[Problem details]
Scan the data below for the string "ylabel". Show every line where it turns up.

####

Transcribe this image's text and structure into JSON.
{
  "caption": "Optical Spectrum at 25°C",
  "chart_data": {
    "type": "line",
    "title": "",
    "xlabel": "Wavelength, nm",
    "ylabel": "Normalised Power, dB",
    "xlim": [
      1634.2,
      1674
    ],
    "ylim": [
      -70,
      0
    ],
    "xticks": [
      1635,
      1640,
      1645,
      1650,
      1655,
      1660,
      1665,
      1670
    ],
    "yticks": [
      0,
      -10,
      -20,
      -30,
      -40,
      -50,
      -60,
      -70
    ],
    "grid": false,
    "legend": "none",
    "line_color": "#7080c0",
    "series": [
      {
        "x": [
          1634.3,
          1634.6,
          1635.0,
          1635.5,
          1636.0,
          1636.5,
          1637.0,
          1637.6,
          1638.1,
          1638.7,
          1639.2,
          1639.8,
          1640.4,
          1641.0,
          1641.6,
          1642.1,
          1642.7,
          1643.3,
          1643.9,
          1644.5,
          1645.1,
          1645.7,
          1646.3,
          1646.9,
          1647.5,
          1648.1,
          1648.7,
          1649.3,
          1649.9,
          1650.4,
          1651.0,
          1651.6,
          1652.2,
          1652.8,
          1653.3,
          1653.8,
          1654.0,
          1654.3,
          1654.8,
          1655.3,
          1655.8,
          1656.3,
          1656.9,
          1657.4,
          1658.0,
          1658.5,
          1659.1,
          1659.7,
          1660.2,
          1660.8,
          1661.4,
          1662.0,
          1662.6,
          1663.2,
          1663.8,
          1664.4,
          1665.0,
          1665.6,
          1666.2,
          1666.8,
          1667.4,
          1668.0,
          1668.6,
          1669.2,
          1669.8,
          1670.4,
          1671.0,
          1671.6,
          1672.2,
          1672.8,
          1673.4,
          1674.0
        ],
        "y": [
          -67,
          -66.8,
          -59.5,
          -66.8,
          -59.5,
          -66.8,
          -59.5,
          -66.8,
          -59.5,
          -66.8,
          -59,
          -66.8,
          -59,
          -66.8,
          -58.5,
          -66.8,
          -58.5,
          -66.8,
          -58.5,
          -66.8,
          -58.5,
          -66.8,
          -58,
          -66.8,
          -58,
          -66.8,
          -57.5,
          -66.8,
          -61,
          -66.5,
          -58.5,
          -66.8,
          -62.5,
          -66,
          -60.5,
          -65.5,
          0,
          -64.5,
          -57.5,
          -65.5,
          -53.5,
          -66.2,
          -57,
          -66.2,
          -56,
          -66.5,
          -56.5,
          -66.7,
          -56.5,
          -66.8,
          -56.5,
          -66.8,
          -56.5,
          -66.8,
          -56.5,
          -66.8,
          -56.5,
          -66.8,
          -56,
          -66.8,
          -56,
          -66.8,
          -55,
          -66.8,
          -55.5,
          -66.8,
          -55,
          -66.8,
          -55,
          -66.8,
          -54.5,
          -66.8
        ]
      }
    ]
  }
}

####

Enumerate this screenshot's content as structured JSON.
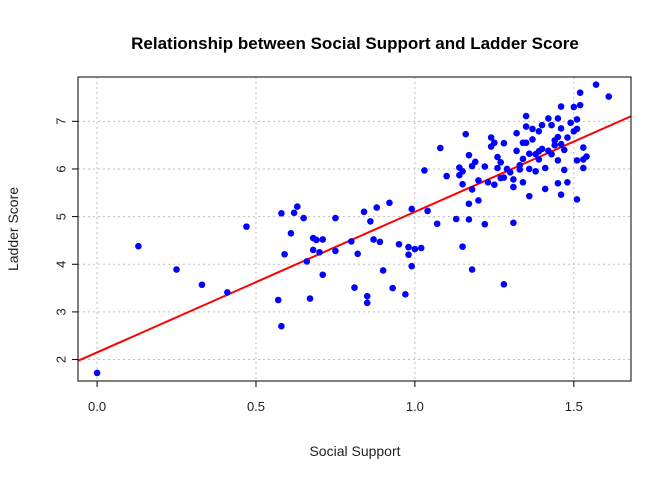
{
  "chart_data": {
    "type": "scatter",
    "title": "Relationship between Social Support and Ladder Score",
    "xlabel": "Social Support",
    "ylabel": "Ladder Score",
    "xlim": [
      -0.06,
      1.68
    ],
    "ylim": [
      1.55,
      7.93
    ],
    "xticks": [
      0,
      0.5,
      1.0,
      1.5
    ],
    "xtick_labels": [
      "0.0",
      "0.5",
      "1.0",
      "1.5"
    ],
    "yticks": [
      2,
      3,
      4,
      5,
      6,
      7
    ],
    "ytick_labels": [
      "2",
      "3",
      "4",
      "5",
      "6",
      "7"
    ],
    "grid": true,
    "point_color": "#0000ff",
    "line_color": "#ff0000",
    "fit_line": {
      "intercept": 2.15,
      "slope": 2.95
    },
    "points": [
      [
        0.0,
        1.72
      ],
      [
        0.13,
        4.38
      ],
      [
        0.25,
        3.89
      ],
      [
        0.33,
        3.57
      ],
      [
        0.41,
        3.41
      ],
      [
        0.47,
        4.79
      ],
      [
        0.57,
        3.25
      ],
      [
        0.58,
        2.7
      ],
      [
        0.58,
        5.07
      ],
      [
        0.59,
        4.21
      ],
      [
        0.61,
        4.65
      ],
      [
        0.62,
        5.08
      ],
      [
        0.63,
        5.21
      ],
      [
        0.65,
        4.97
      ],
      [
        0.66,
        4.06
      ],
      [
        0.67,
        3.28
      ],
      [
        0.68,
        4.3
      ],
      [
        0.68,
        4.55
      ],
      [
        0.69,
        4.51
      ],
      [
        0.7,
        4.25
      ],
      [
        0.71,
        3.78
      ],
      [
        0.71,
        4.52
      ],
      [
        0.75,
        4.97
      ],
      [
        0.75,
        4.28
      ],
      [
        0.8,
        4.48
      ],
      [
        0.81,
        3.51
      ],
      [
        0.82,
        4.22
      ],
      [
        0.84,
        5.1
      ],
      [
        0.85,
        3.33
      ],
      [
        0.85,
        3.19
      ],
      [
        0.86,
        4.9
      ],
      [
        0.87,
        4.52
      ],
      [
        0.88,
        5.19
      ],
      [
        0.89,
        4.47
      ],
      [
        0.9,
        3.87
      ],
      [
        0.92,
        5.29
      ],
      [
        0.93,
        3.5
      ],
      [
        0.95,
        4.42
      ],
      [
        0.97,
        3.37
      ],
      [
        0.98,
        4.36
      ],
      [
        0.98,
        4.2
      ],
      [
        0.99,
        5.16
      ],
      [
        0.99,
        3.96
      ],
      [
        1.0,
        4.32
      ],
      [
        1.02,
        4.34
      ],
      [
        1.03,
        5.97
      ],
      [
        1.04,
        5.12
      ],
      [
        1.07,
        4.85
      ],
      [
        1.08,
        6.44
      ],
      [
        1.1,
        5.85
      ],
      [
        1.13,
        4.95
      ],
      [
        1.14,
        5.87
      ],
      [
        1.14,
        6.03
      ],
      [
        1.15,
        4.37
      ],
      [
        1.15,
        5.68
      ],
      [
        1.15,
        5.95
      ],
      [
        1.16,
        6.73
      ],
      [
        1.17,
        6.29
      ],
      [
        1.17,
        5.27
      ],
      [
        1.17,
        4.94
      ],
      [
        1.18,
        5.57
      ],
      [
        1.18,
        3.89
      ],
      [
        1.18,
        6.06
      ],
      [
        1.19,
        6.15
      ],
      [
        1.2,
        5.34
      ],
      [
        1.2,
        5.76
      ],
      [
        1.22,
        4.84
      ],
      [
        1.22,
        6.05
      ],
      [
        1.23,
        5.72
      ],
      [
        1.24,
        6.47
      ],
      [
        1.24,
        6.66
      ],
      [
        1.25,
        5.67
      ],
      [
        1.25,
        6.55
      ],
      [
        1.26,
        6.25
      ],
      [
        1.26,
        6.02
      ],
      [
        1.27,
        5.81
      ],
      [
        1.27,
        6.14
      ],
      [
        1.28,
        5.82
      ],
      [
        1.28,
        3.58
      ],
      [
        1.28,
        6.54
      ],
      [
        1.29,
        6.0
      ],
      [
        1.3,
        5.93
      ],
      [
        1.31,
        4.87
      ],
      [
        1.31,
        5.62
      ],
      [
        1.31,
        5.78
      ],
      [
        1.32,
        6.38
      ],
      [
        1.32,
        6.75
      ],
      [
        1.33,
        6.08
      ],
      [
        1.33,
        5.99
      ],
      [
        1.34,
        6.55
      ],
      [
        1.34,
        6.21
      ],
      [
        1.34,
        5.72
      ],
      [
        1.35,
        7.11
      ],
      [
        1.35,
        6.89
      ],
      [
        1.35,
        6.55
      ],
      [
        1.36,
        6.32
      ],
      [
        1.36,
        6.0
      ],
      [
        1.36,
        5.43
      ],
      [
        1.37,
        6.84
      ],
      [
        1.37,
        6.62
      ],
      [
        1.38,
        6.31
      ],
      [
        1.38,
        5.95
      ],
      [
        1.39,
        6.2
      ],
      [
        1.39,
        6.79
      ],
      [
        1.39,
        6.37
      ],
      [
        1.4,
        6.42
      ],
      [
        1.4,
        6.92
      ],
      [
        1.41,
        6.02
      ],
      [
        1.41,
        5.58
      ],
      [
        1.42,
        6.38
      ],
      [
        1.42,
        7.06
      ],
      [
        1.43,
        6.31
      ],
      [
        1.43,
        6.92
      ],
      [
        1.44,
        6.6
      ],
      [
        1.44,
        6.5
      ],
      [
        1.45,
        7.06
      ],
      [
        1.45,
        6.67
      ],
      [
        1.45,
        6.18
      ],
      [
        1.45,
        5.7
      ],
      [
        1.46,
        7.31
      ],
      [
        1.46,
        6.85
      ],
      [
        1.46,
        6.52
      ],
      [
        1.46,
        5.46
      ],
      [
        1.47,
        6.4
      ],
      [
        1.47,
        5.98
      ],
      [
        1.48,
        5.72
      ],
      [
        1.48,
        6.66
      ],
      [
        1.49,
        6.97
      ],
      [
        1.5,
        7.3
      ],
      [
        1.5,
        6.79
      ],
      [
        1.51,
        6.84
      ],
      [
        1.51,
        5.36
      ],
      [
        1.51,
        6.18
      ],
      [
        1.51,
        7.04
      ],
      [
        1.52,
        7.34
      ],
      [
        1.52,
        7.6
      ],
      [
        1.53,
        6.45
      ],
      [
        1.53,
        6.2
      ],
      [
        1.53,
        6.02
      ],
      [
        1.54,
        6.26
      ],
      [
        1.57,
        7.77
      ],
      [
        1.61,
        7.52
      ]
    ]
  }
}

####

[Answer to this problem]
    "ylabel": "Normalised Power, dB",
    "ylabel": "Ladder Score",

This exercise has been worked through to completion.